■ Information supplied ■

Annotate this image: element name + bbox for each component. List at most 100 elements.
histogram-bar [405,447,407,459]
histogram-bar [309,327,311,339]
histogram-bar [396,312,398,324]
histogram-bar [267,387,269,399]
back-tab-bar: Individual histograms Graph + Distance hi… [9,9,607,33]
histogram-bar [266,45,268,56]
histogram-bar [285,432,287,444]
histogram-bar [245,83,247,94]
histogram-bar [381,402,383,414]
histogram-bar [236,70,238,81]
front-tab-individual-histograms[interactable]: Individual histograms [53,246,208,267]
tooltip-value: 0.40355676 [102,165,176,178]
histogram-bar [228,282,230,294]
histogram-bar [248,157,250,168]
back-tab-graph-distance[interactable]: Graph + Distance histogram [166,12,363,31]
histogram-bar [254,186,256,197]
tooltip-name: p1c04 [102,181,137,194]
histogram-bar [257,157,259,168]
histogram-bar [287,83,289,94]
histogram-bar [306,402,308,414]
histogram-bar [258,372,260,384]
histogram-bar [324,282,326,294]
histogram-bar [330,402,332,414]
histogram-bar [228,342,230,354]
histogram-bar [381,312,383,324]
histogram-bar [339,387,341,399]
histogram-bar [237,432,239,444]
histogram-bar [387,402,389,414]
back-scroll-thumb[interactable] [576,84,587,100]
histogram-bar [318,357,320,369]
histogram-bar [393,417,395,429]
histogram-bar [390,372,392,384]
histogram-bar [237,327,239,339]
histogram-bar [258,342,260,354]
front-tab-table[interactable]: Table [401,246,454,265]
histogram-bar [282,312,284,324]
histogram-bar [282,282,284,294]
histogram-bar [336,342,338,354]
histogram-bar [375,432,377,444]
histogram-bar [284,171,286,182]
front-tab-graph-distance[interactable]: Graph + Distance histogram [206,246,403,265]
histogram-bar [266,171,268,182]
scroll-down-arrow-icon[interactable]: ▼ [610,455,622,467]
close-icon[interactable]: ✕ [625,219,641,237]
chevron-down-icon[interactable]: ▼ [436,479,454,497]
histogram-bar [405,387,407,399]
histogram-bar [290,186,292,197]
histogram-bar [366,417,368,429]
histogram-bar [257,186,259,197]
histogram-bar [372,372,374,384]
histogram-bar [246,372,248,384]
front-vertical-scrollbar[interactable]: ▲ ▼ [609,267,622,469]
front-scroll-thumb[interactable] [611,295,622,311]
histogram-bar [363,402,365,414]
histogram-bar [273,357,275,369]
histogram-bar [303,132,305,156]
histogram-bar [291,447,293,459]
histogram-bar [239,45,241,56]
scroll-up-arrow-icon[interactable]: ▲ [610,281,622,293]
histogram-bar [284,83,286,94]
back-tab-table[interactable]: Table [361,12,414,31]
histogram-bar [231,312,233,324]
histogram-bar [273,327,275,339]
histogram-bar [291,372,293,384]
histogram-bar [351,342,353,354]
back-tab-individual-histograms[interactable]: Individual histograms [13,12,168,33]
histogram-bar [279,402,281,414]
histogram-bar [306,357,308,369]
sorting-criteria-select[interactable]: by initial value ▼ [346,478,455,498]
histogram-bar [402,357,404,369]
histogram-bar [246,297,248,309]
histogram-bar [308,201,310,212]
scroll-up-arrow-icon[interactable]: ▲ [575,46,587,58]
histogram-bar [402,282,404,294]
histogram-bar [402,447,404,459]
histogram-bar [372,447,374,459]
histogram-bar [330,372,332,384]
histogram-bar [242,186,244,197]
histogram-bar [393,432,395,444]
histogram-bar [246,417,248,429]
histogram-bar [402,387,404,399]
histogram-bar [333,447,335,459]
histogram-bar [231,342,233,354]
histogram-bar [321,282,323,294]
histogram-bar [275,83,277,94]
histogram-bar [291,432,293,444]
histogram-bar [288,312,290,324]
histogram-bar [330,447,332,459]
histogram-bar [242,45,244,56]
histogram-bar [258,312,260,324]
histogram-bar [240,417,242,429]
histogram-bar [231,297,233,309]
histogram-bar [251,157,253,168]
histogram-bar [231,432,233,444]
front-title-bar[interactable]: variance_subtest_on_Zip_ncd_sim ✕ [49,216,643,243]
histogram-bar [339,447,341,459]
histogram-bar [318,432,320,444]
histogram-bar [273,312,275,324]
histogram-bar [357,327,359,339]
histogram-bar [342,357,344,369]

■ Task prompt ■
Rewrite the entries with every "histogram-bar" renamed to "hist-bar", leaving everything else as it is.

■ Answer to the problem ■
Annotate this image: element name + bbox for each component. List at most 100 elements.
hist-bar [405,447,407,459]
hist-bar [309,327,311,339]
hist-bar [396,312,398,324]
hist-bar [267,387,269,399]
back-tab-bar: Individual histograms Graph + Distance hi… [9,9,607,33]
hist-bar [266,45,268,56]
hist-bar [285,432,287,444]
hist-bar [245,83,247,94]
hist-bar [381,402,383,414]
hist-bar [236,70,238,81]
front-tab-individual-histograms[interactable]: Individual histograms [53,246,208,267]
tooltip-value: 0.40355676 [102,165,176,178]
hist-bar [228,282,230,294]
hist-bar [248,157,250,168]
back-tab-graph-distance[interactable]: Graph + Distance histogram [166,12,363,31]
hist-bar [254,186,256,197]
tooltip-name: p1c04 [102,181,137,194]
hist-bar [257,157,259,168]
hist-bar [287,83,289,94]
hist-bar [306,402,308,414]
hist-bar [258,372,260,384]
hist-bar [324,282,326,294]
hist-bar [330,402,332,414]
hist-bar [228,342,230,354]
hist-bar [381,312,383,324]
hist-bar [339,387,341,399]
hist-bar [237,432,239,444]
hist-bar [387,402,389,414]
back-scroll-thumb[interactable] [576,84,587,100]
hist-bar [318,357,320,369]
hist-bar [393,417,395,429]
hist-bar [390,372,392,384]
hist-bar [237,327,239,339]
hist-bar [258,342,260,354]
front-tab-table[interactable]: Table [401,246,454,265]
hist-bar [282,312,284,324]
hist-bar [282,282,284,294]
hist-bar [336,342,338,354]
hist-bar [375,432,377,444]
hist-bar [284,171,286,182]
front-tab-graph-distance[interactable]: Graph + Distance histogram [206,246,403,265]
hist-bar [266,171,268,182]
scroll-down-arrow-icon[interactable]: ▼ [610,455,622,467]
close-icon[interactable]: ✕ [625,219,641,237]
chevron-down-icon[interactable]: ▼ [436,479,454,497]
hist-bar [405,387,407,399]
hist-bar [290,186,292,197]
hist-bar [366,417,368,429]
hist-bar [257,186,259,197]
hist-bar [372,372,374,384]
hist-bar [246,372,248,384]
front-vertical-scrollbar[interactable]: ▲ ▼ [609,267,622,469]
front-scroll-thumb[interactable] [611,295,622,311]
hist-bar [363,402,365,414]
hist-bar [273,357,275,369]
hist-bar [303,132,305,156]
hist-bar [291,447,293,459]
hist-bar [239,45,241,56]
scroll-up-arrow-icon[interactable]: ▲ [610,281,622,293]
hist-bar [284,83,286,94]
back-tab-table[interactable]: Table [361,12,414,31]
hist-bar [231,312,233,324]
hist-bar [273,327,275,339]
hist-bar [291,372,293,384]
hist-bar [351,342,353,354]
back-tab-individual-histograms[interactable]: Individual histograms [13,12,168,33]
hist-bar [279,402,281,414]
hist-bar [306,357,308,369]
sorting-criteria-select[interactable]: by initial value ▼ [346,478,455,498]
hist-bar [402,357,404,369]
hist-bar [246,297,248,309]
hist-bar [308,201,310,212]
scroll-up-arrow-icon[interactable]: ▲ [575,46,587,58]
hist-bar [402,282,404,294]
hist-bar [402,447,404,459]
hist-bar [372,447,374,459]
hist-bar [330,372,332,384]
hist-bar [242,186,244,197]
hist-bar [393,432,395,444]
hist-bar [246,417,248,429]
hist-bar [402,387,404,399]
hist-bar [333,447,335,459]
hist-bar [231,342,233,354]
hist-bar [321,282,323,294]
hist-bar [275,83,277,94]
hist-bar [291,432,293,444]
hist-bar [288,312,290,324]
hist-bar [330,447,332,459]
hist-bar [242,45,244,56]
hist-bar [258,312,260,324]
hist-bar [240,417,242,429]
hist-bar [231,297,233,309]
hist-bar [251,157,253,168]
hist-bar [231,432,233,444]
front-title-bar[interactable]: variance_subtest_on_Zip_ncd_sim ✕ [49,216,643,243]
hist-bar [339,447,341,459]
hist-bar [318,432,320,444]
hist-bar [273,312,275,324]
hist-bar [357,327,359,339]
hist-bar [342,357,344,369]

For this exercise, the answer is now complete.